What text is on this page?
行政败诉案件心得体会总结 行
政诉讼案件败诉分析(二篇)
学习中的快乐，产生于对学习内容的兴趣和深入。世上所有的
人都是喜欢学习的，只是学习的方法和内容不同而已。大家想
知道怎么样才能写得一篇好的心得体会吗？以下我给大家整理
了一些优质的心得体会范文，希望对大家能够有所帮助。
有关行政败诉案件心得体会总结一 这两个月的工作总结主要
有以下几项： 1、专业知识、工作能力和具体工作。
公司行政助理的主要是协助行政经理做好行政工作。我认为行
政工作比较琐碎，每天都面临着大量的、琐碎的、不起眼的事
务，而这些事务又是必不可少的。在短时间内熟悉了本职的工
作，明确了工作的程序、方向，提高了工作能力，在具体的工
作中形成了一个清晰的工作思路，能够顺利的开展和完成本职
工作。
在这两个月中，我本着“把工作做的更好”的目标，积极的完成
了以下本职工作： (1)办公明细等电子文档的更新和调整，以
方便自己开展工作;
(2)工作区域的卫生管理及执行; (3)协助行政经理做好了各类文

Work to complete. Copy out every entry again, exactly as it was given.

Solution.
What text is on this page?
行政败诉案件心得体会总结 行
政诉讼案件败诉分析(二篇)
学习中的快乐，产生于对学习内容的兴趣和深入。世上所有的
人都是喜欢学习的，只是学习的方法和内容不同而已。大家想
知道怎么样才能写得一篇好的心得体会吗？以下我给大家整理
了一些优质的心得体会范文，希望对大家能够有所帮助。
有关行政败诉案件心得体会总结一 这两个月的工作总结主要
有以下几项： 1、专业知识、工作能力和具体工作。
公司行政助理的主要是协助行政经理做好行政工作。我认为行
政工作比较琐碎，每天都面临着大量的、琐碎的、不起眼的事
务，而这些事务又是必不可少的。在短时间内熟悉了本职的工
作，明确了工作的程序、方向，提高了工作能力，在具体的工
作中形成了一个清晰的工作思路，能够顺利的开展和完成本职
工作。
在这两个月中，我本着“把工作做的更好”的目标，积极的完成
了以下本职工作： (1)办公明细等电子文档的更新和调整，以
方便自己开展工作;
(2)工作区域的卫生管理及执行; (3)协助行政经理做好了各类文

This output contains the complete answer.